Yeah, if that table doesn’t frighten you, then you didn’t read it carefully enough.
I will condense that information and then convert to miles instead of kilometers.
First, the above data is condensed into a shorter format. Distances in kilometers.
distances in kilometers | 1 kt | 20 kt | 1 mt | 20 mt |
Blast – kilometers | ||||
urban area destroyed – 20 psi | 0.2 | 0.6 | 2.4 | 6.4 |
destroy most civilian buildings – 5 psi | 0.6 | 1.7 | 6.2 | 17.0 |
moderate damage to buildings – 1 psi | 1.7 | 4.7 | 17.0 | 47.0 |
Thermal radiation – heat – kilometers | ||||
3rd degree burns | 0.6 | 2.5 | 12.0 | 38.0 |
2nd degree burns | 0.8 | 3.2 | 15.0 | 44.0 |
1st degree burns | 1.1 | 4.2 | 19.0 | 53.0 |
Instant nuclear radiation – kilometers | ||||
lethal dose | 0.8 | 1.4 | 2.3 | 4.7 |
acute radiation syndrome | 1.2 | 1.8 | 2.9 | 5.4 |
Next, the distances are converted from kilometers to miles at 0.621 miles to the kilometer.
distances in miles | 1 kt | 20 kt | 1 mt | 20 mt |
Blast – miles distance | ||||
urban area destroyed – 20 psi | 0.1 | 0.4 | 1.5 | 4.0 |
destroy most civilian buildings – 5 psi | 0.4 | 1 .1 | 3.9 | 10.6 |
moderate damage to buildings – 1 psi | 1.1 | 2.9 | 10.6 | 29.2 |
Thermal radiation – heat – miles distance | ||||
3rd degree burns | 0.4 | 1.6 | 7.5 | 23.6 |
2nd degree burns | 0.5 | 2.0 | 9.3 | 27.3 |
1st degree burns | 0.7 | 2.6 | 11.8 | 32.9 |
Instant nuclear radiation – miles distance | ||||
lethal dose | 0.5 | 0.9 | 1.4 | 2.9 |
acute radiation syndrome | 0.7 | 1.1 | 1.8 | 3.4 |
Finally, the distances of devastation are converted to the number of square miles the damage would theoretically cover.

══════════════════════════════

### Exercise 1
According to the nuclear blast-distance passage, what rate is used to convert kilometers to miles?
### Exercise 2
Decide whether each statement agrees with the nuclear blast-distance passage. Answer yes or no, quoting the words from the passage that settle it.
(a) The passage converts the distances from miles into kilometers.
(b) The last step described turns the distances into square miles that the damage would cover.
(c) Moderate damage to buildings at 1 psi reaches 29.2 miles for a 20 mt device.
### Exercise 3
Continue the nuclear blast-distance passage from its final sentence.

Page segmentation data

══════════════════════════════

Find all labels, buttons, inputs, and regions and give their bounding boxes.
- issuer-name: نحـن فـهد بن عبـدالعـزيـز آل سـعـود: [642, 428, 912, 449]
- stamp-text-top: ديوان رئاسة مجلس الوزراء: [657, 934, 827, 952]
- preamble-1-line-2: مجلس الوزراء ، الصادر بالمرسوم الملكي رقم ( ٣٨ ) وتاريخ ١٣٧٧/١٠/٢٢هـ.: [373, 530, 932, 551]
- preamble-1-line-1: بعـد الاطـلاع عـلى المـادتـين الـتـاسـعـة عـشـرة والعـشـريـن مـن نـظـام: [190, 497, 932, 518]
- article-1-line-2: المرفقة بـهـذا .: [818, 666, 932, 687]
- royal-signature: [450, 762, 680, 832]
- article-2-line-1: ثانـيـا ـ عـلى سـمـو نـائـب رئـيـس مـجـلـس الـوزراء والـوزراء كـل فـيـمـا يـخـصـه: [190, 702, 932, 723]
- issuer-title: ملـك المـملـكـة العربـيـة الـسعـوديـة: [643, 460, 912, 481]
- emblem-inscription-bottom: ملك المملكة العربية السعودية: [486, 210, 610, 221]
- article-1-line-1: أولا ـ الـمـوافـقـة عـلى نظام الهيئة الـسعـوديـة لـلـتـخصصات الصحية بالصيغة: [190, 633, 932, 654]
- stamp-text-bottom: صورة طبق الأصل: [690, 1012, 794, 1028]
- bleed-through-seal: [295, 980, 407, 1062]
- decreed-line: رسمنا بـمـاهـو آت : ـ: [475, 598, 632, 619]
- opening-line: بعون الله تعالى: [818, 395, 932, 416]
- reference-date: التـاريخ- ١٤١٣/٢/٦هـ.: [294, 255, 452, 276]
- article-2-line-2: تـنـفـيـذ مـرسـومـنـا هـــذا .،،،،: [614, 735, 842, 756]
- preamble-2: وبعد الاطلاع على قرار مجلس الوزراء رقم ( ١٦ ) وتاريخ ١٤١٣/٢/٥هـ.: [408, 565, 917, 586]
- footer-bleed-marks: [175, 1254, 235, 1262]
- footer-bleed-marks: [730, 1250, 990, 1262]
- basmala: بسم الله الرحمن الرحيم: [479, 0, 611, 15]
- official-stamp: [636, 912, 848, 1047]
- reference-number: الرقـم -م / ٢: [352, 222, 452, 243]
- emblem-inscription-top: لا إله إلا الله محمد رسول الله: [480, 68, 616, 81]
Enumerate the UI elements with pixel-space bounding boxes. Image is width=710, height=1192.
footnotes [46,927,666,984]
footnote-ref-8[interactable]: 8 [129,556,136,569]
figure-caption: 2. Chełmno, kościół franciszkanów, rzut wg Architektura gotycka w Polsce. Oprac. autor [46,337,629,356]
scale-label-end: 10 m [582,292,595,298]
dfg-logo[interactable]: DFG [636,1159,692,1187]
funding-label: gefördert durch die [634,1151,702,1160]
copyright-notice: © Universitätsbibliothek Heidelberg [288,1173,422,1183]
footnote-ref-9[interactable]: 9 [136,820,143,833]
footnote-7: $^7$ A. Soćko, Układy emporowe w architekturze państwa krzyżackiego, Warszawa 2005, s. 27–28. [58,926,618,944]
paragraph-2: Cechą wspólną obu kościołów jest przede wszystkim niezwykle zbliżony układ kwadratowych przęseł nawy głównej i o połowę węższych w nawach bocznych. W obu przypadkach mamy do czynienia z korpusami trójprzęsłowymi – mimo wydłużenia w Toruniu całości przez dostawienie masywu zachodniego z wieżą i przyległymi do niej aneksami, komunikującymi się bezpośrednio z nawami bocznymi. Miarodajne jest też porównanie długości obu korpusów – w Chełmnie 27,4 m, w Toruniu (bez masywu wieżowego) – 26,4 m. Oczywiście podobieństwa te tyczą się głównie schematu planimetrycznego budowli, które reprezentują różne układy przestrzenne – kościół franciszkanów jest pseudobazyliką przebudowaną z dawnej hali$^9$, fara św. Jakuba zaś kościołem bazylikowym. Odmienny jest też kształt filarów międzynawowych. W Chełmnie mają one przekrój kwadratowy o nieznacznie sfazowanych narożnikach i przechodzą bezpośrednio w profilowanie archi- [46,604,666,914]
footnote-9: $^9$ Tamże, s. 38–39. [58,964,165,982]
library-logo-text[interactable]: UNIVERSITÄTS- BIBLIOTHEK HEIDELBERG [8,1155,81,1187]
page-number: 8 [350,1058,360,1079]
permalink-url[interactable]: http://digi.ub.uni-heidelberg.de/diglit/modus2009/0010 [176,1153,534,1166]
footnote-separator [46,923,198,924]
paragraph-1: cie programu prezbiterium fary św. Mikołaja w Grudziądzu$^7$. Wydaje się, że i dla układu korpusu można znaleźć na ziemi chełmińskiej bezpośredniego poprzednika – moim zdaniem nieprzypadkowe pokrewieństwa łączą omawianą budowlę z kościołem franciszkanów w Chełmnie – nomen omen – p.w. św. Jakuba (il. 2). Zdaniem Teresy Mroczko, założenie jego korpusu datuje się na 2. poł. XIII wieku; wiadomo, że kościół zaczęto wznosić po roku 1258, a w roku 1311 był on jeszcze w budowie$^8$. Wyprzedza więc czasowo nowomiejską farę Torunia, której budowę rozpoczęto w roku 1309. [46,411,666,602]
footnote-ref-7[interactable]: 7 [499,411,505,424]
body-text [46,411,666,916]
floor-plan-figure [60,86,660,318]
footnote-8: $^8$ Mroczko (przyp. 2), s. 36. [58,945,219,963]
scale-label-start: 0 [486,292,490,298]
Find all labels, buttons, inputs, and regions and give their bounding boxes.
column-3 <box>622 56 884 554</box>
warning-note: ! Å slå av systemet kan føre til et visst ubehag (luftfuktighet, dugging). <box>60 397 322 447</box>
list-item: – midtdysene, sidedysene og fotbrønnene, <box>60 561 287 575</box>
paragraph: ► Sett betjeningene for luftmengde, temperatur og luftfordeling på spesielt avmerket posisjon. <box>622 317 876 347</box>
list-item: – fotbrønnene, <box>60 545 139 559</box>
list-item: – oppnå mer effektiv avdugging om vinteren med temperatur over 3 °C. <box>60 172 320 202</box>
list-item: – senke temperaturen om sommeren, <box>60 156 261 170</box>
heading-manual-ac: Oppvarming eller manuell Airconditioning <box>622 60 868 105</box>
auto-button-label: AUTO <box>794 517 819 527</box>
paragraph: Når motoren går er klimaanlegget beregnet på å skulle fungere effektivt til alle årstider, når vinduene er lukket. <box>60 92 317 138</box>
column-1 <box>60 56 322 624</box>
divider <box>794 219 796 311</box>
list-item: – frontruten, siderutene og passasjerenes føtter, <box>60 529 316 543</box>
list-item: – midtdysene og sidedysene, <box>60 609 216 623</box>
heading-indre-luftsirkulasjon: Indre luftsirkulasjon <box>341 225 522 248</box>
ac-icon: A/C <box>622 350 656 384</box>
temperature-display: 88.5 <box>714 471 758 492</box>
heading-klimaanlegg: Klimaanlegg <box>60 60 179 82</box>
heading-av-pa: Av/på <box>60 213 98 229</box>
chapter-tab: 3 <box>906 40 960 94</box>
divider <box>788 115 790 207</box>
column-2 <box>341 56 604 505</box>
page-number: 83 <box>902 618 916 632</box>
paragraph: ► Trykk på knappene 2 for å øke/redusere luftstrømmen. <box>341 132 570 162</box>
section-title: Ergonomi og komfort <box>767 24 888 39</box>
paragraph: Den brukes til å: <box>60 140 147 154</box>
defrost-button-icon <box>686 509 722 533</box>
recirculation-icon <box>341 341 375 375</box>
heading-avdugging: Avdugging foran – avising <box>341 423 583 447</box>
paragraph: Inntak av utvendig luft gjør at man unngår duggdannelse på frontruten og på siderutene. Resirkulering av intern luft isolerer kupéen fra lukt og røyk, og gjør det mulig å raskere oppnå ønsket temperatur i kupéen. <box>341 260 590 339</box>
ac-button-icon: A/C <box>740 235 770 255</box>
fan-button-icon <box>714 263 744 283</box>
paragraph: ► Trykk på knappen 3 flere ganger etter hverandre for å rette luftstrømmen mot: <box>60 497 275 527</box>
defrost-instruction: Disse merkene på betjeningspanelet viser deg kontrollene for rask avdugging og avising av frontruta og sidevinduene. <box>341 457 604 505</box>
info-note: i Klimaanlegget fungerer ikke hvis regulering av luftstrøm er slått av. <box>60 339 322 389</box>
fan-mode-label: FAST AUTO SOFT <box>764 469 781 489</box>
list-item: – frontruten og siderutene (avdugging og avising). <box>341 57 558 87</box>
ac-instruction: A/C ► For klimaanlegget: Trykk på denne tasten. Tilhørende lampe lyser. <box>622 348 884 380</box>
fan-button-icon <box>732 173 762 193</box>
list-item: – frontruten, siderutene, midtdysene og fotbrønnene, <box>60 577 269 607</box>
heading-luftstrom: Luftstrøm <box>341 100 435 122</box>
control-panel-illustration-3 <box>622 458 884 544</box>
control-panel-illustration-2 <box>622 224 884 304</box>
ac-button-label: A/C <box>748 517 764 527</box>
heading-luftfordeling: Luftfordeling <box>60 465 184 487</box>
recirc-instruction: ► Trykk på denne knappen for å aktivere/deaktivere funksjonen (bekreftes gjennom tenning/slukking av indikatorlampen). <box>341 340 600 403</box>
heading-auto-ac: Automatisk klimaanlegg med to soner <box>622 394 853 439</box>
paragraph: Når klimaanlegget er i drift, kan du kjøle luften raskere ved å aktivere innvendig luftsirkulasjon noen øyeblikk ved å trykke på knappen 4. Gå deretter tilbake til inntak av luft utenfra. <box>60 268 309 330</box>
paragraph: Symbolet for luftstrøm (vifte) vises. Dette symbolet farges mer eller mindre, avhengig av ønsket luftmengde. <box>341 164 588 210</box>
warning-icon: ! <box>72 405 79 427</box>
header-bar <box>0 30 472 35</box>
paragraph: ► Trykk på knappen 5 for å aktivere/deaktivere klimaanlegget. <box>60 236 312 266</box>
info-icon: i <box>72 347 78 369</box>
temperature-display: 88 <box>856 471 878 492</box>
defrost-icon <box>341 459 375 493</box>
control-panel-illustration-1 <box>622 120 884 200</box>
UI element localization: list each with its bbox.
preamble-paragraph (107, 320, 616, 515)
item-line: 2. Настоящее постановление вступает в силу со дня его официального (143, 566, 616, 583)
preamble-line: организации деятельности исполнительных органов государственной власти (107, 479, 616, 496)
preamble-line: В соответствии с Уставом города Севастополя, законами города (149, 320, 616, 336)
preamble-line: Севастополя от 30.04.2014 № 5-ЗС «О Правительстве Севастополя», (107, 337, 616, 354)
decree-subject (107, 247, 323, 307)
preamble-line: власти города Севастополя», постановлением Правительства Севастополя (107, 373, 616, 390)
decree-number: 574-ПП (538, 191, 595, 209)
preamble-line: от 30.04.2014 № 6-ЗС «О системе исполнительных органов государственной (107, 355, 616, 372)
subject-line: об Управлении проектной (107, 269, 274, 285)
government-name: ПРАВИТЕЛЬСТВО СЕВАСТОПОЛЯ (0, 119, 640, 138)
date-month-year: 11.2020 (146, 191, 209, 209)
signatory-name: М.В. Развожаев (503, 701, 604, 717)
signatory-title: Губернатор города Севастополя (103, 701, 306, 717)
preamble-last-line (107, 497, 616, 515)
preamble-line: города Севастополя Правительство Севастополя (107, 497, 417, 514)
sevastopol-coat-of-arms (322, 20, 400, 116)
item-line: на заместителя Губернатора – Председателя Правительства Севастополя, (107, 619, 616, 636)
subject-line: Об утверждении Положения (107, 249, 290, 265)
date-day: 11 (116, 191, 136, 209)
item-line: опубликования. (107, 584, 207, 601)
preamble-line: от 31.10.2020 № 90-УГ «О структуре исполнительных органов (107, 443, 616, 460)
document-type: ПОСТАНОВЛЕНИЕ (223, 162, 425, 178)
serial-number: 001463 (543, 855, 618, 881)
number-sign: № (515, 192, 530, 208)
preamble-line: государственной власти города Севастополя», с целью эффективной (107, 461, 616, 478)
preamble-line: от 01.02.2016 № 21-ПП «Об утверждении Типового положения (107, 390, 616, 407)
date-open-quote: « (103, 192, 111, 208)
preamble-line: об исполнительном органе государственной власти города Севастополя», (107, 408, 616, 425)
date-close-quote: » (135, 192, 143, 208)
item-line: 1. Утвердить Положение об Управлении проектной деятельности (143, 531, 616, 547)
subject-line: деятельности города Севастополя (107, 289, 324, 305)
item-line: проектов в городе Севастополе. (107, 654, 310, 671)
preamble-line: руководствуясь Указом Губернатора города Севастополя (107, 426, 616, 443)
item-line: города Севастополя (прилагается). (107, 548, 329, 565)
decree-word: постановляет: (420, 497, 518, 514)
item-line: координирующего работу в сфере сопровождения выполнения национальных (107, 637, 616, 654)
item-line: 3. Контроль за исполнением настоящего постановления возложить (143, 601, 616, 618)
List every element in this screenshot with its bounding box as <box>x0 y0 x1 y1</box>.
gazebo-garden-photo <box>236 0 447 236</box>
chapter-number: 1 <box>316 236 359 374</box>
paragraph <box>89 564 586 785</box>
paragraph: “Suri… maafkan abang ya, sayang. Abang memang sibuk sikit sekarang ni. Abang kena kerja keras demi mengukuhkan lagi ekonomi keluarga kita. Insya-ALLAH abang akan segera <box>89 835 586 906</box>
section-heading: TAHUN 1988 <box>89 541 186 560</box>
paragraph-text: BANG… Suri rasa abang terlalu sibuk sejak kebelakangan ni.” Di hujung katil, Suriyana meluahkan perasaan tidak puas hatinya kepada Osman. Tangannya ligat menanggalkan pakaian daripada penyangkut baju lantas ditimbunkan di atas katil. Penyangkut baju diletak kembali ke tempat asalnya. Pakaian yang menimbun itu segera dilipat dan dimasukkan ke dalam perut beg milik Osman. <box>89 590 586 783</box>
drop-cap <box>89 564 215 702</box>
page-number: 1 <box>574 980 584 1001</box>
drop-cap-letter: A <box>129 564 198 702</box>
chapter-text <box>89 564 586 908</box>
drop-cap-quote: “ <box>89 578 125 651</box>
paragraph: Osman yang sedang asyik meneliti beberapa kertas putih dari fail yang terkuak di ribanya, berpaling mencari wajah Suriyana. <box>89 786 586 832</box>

══════════════════════════════

### Reply 1
0.621 miles to the kilometer.

### Reply 2
(a) No: "the distances are converted from kilometers to miles at 0.621 miles to the kilometer."
(b) Yes: "the distances of devastation are converted to the number of square miles the damage would theoretically cover."
(c) Yes: "moderate damage to buildings – 1 psi | 1.1 | 2.9 | 10.6 | 29.2"

### Reply 3
damage area in square miles | 1 kt | 20 kt | 1 mt | 20 mt |
Blast – square miles | ||||
urban area destroyed – 20 psi | 0.0 | 0.4 | 7.0 | 49.6 |
destroy most civilian buildings – 5 psi | 0.4 | 3.5 | 46.6 | 350.1 |
moderate damage to buildings – 1 psi | 3.5 | 26.8 | 350.1 | 2,676.2 |
Thermal radiation – heat – square miles | ||||
3rd degree burns | 0.4 | 7.6 | 174.5 | 1,749.4 |
2nd degree burns | 0.8 | 12.4 | 272.6 | 2,345.4 |
1st degree burns | 1.5 | 21.4 | 437.3 | 3,403.1 |
Instant nuclear radiation – square miles | ||||
lethal dose | 0.8 | 2.4 | 6.4 | 26.8 |
acute radiation syndrome | 1.7 | 3.9 | 10.2 | 35.3 |
Equivalent megatons
A hundred kilton nuke is not ten times more powerful than ten kt. The relationship is actually to the two-thirds power. The way to compare weapons is ‘equivalent megatons’ which is calculated as:
MT^(2/3)
In other words, the weapon size expressed in megatons, raised to the power of 2/3.
yield | 1 kt | 20 kt | 1 mt | 20 mt |
megaton | 0.001 | 0.020 | 1.000 | 20.000 |
equivalent mt | 0.010 | 0.074 | 1.000 | 7.368 |
ratio of next lower size | 7.4 | 13.6 | 7.4 |
Again, the ugly message from the above information is nuclear weapons are horrible and should not be used.
As previously mentioned, the information in this blog post, but only this specific blog post, may be used by anyone under the Creative Commons Attribution-ShareAlike License.